Task instructions: Find the lines with "value" in them and copy them out.

** BEGIN Records provided **

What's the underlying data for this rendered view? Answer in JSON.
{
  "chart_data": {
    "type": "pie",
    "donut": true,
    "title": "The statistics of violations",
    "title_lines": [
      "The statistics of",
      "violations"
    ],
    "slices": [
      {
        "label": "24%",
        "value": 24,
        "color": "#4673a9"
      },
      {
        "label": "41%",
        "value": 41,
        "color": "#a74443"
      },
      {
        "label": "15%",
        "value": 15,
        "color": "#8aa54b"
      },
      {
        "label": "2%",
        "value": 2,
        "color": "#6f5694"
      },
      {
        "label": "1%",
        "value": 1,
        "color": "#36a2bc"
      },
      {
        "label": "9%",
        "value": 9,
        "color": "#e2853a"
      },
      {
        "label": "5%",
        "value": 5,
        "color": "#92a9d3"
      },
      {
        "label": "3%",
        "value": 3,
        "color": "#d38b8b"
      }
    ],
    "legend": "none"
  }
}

** END Records provided **

Task response:
        "value": 24,
        "value": 41,
        "value": 15,
        "value": 2,
        "value": 1,
        "value": 9,
        "value": 5,
        "value": 3,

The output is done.